• **Text to read**
— BEGIN —
Mid Month Musings
by Ron Marinucci, Jan. 20, 2010
Mid Month Musings
I enjoy winter running. In fact, I might be the exception, but it’s my favorite running season.
I don’t race much, if at all, from mid-November to April. And I don’t run inside, eschewing the treadmill in the basement and local indoor tracks. I’ve run in as much as 9-10” of snow and with temperatures as low as 12 below zero. But, I enjoy it all.
Winter running is just getting out there and, often, just sloshing around. Conditions prevent much in the way of fast or really long training (although I did spend two winters training for a certain April marathon). Precautions peculiar to those conditions must be taken for safety; snowy and icy trails and roads require careful negotiation. We have to dress properly. Limited daylight hours also mean adjustments to when we can run.
Often, if I want to run in the winter months, I have to run in the dark, in the early morning or the evening. Traffic, potholes, and slippery surfaces demand more attention than usual. I was reminded of this on a recent pre-dawn run—with my blind training buddy Michael Holmes. We came close to falling more than once. As Michael often jokes, “it was the blind leading the blind.”
Despite all this, it is invigorating to run in colder, crisp temperatures. Freshly fallen snow creates a beautiful landscape, turning regular running routes into fantasy ones. Even running in the dark, under stars that seem to twinkle more brightly than usual, is an adventure. It’s something Warren Kay calls “a spiritual experience” in his good book Sacred Running.
— END —
• **Exercise requirements**
#1 Decide whether each statement agrees with the winter running post: (a) The writer races often from mid-November to April. (b) The writer has run in temperatures as low as 12 below zero. (c) The writer uses the treadmill in the basement during winter. Answer yes or no for each, and quote the words that decide it.
#2 Answer these questions from the winter running post:
(a) What is the most snow the writer has run in?
(b) What is the name of the writer's blind training buddy?
(c) What is the title of Warren Kay's book?
#3 Copy the stretch of the winter running post from "Winter running is" through "we can run.".

• **Dataset section**
— BEGIN —
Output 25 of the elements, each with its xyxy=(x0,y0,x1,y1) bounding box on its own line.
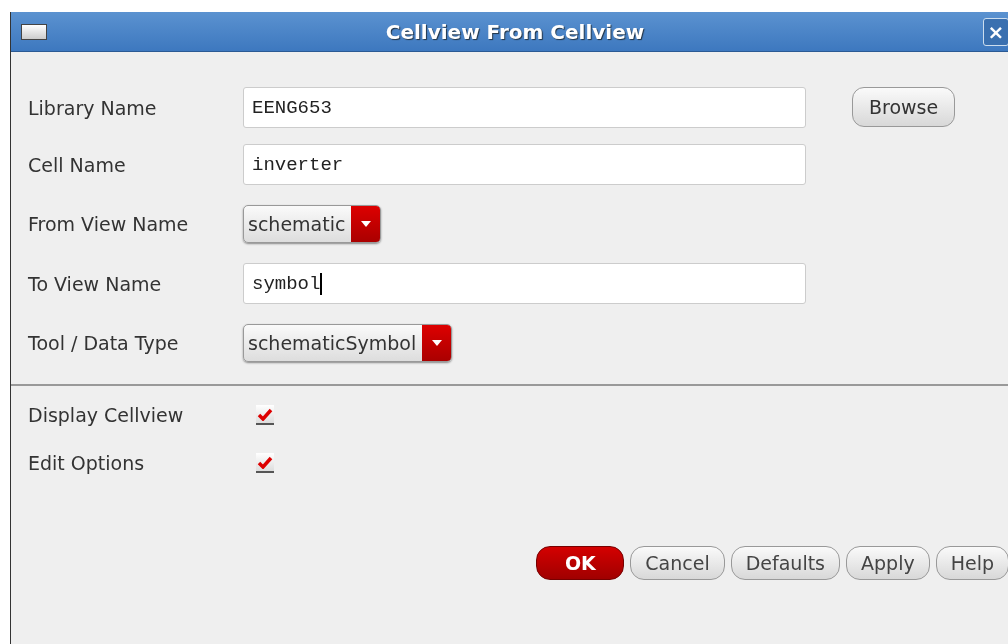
— END —
• **Solutions to the problems**
#1
(a) No: "I don’t race much, if at all, from mid-November to April."
(b) Yes: "with temperatures as low as 12 below zero"
(c) No: "eschewing the treadmill in the basement and local indoor tracks"

#2
(a) 9-10” of snow
(b) Michael Holmes
(c) Sacred Running

#3
Winter running is just getting out there and, often, just sloshing around. Conditions prevent much in the way of fast or really long training (although I did spend two winters training for a certain April marathon). Precautions peculiar to those conditions must be taken for safety; snowy and icy trails and roads require careful negotiation. We have to dress properly. Limited daylight hours also mean adjustments to when we can run.